Document.add_picture() produces a CT_Inline object, and this allows access to everything that's needed. However, run.add_picture() produces a CT_Run object with something in drawing_lst[0], but that something is not a CT_Inline object and I haven't been able to crack what that something is. (It's a lxml.etree._Element object, but I can't figure out where to go from there.) When reading a file, images are held in Runs, not CT_Inline objects no matter how they were created.

My impression is that the pieces are mostly there for reading files and seeing graphics within Runs, but the connections from one level of the XML to the next are getting lost on the oxml level at the w:drawing level. I believe this because the CT_Drawing object referenced in docs/dev/analysis/features/text/run-content.rst and docs/dev/analysis/features/shapes/shapes-inline.rst does not appear to actually exist in the python_docx code. CT_Inline exists, and all the objects needed down the line from there to get all the data needed from the XML exist, but without the CT_Drawing object, nothing appears to be accessible.

So I'm thinking that I need to add CT_Drawing to oxml/shape.py, and that if I do this right, linking it to CT_Inline correctly, then I'm just about where I need to be. I'll be able to read the CT_Drawing object in the Run's drawing_lst to get the information I need to proceed.

Does that seem possible to you? Does this approach make sense? Let me know if you need more information to make sense of what I'm saying, beyond what's already in the existing features documentation.

David

EDIT 30 minutes later: To answer my own question, yes, that approach makes sense. IT WORKS. I can now gain access to images in runs in my modified python_docx source code. Tomorrow morning, I start working on how to submit it properly so it can be integrated into the release version of the code.

scanny commented 7 years ago

Yes, that makes sense to me David. Document.inline_shapes uses XPath (a few calls down the call tree) to locate the wp:inline elements, so explicit navigation to the intervening w:drawing elements was never required before now. My policy has always been not to add oxml features until they were needed to pass a unit test; so that explains its absence.

I notice the MS API has Range.InlineShapes, with Range being a superset of our Run (which doesn't appear by itself in the MS API). So initially I'd be inclined to add an .inline_shapes property to Run. That would allow you to test for the presence of an image and also to access it. It would also give a nice round-trip acceptance testing capability for Run.add_picture.

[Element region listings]
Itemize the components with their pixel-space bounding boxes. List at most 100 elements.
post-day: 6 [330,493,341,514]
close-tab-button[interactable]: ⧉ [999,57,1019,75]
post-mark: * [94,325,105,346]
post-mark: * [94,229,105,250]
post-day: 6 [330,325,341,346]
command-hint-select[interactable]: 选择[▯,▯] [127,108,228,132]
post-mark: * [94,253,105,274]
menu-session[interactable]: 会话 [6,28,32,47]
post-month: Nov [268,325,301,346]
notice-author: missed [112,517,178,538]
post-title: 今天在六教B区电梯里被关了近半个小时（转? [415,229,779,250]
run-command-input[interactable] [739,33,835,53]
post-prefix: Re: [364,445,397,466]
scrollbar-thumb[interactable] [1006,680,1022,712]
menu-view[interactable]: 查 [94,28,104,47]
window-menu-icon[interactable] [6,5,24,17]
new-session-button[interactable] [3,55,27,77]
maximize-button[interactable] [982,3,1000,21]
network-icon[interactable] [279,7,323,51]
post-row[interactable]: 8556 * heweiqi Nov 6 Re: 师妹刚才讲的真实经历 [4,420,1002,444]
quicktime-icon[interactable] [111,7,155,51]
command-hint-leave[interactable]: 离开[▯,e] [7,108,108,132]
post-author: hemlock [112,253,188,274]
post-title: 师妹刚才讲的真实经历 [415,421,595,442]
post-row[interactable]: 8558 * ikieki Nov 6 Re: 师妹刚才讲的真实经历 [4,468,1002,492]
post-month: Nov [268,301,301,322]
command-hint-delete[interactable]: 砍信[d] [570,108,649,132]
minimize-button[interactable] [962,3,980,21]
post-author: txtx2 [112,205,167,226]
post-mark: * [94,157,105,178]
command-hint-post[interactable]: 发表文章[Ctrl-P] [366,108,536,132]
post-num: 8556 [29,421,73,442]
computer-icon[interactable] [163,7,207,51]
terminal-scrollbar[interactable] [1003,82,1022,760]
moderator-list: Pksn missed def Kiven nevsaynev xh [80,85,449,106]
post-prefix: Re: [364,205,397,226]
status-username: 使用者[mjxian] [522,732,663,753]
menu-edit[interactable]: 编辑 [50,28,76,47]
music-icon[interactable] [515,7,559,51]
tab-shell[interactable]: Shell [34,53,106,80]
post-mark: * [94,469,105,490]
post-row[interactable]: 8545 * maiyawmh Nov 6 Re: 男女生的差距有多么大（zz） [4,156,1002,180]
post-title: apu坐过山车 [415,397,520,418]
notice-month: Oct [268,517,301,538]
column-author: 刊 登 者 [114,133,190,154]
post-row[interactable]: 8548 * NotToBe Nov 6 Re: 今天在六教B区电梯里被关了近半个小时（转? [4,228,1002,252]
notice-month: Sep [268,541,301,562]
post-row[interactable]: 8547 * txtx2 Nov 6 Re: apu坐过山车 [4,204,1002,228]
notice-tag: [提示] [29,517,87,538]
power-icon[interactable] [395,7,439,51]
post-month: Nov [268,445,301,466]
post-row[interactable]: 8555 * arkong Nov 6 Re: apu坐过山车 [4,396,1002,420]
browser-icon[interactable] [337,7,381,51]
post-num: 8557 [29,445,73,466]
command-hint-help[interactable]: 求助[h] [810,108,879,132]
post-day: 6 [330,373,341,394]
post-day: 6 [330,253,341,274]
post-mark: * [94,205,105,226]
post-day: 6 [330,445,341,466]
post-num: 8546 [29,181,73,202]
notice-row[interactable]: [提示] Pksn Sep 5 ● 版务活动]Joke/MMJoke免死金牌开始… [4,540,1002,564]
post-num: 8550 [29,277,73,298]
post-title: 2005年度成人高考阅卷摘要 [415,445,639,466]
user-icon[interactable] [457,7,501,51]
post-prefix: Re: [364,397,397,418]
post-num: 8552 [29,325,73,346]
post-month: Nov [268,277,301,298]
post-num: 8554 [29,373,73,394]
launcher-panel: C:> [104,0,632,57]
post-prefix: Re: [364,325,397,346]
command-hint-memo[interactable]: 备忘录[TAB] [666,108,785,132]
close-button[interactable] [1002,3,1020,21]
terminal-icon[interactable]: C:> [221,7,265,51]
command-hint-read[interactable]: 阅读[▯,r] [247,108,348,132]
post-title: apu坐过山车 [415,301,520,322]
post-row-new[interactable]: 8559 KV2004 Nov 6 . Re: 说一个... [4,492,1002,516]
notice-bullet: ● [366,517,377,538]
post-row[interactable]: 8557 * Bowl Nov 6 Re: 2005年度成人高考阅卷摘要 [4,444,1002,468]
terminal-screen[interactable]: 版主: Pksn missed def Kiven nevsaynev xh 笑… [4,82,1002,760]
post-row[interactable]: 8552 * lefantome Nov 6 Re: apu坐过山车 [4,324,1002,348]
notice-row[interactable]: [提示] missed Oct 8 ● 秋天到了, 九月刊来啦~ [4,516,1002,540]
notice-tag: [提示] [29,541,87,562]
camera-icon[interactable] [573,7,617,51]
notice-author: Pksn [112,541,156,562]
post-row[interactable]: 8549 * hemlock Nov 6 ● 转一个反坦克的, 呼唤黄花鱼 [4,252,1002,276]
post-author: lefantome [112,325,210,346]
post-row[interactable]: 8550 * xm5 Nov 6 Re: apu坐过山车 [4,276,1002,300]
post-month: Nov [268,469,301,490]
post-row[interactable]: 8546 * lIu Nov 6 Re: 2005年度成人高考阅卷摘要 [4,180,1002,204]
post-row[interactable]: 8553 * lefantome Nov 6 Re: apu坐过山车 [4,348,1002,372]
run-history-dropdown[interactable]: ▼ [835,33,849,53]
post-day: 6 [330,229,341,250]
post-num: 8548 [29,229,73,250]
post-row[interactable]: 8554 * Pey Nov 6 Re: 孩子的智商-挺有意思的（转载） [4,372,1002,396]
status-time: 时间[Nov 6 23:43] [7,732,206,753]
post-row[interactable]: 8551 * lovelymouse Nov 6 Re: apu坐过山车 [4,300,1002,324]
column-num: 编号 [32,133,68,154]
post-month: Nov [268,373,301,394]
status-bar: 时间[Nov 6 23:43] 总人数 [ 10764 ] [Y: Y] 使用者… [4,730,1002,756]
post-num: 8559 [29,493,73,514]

WRITTEN REQUEST 1
In the python-docx discussion, what does Document.inline_shapes use to locate the wp:inline elements?
WRITTEN REQUEST 2
Write the next part of the python-docx discussion, picking up after its final sentence.

TASK RESPONSE 1
It uses XPath, a few calls down the call tree.

TASK RESPONSE 2
In practice, I think one finds at most a single picture in a run. But the schema places no limitation on how many can appear in the same run. That's good for us I think; we won't need Run.add_picture() to keep track of whether it already has one.

saruagithub commented 6 years ago

@aschilling Have you fixed the problem? ' copy tables, paragraphs, and images from one docx to another docx'

mfripp commented 3 years ago

@scanny You mentioned in a comment that you were considering adding a .inline_shapes attribute to Run. I'm using docx version 0.8.10 and it doesn't look like this exists yet. Is there some other way to check whether a run has an inline shape in it? I've noticed that if I copy paragraphs using doc._body._body._insert_p(para._p) (from this comment), the inline shape is copied too (yay!). But I can't see any way to access the inline shape from the paragraph or run.

I have managed to save a copy of the inline shape using this:

rId = doc.inline_shapes[0]._inline.graphic.graphicData.pic.blipFill.blip.embed
image_part = doc.part.related_parts[rId]
filename = image_part.filename
bytes_of_image = image_part.image.blob
with open(filename, 'wb') as f:  # make a copy in the local dir
    f.write(bytes_of_image)

However, I can't figure out whether any particular paragraph or run has a picture in it, and navigate to the image object from there. Any suggestions?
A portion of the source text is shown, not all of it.